• DATASET:
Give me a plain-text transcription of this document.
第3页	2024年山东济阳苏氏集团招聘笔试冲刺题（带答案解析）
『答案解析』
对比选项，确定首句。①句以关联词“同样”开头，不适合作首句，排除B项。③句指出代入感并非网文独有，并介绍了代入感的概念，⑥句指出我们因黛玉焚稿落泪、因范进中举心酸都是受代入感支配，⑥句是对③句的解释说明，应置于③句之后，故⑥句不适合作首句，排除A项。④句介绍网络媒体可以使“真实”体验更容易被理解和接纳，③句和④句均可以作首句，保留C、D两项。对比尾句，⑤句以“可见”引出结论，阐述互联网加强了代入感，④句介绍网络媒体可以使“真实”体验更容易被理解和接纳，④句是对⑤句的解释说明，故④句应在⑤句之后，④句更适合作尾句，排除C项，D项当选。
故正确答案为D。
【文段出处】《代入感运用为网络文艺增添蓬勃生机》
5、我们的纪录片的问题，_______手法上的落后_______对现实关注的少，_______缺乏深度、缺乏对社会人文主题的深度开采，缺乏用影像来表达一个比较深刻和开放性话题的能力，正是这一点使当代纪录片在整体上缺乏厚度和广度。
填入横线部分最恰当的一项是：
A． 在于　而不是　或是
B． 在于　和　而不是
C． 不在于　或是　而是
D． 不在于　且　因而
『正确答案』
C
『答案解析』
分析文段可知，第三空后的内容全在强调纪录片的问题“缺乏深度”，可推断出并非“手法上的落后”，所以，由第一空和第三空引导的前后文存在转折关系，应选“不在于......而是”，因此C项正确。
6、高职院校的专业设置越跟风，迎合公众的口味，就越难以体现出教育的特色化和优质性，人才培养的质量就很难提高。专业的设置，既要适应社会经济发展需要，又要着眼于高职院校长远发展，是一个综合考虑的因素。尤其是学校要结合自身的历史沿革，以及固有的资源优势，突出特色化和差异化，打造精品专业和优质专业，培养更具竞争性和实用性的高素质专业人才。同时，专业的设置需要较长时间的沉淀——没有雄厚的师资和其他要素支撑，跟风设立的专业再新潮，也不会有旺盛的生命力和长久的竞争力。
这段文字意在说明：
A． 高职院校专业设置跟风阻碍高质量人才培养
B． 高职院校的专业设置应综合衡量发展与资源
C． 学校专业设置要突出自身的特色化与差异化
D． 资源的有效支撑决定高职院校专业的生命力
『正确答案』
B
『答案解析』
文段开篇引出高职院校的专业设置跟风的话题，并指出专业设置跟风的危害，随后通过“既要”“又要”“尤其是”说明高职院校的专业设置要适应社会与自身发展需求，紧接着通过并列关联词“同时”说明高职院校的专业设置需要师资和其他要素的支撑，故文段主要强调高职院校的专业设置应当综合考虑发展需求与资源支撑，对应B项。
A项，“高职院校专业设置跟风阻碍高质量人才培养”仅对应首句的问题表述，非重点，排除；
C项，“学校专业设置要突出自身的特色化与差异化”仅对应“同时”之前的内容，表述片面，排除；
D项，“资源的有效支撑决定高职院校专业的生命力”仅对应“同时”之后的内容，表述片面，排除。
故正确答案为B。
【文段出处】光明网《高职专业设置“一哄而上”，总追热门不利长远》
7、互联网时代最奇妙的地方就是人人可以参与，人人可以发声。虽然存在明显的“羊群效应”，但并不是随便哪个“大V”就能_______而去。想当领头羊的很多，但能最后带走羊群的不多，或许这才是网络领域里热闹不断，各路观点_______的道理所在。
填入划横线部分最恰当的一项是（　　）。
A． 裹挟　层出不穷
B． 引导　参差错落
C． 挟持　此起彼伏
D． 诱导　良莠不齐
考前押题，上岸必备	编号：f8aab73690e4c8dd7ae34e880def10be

• EXERCISE: Search the records for the word "资源的有效支撑决定高职院校专业的生命力", then list every line that has it.

• CORRECT ANSWER:
D． 资源的有效支撑决定高职院校专业的生命力
D项，“资源的有效支撑决定高职院校专业的生命力”仅对应“同时”之后的内容，表述片面，排除。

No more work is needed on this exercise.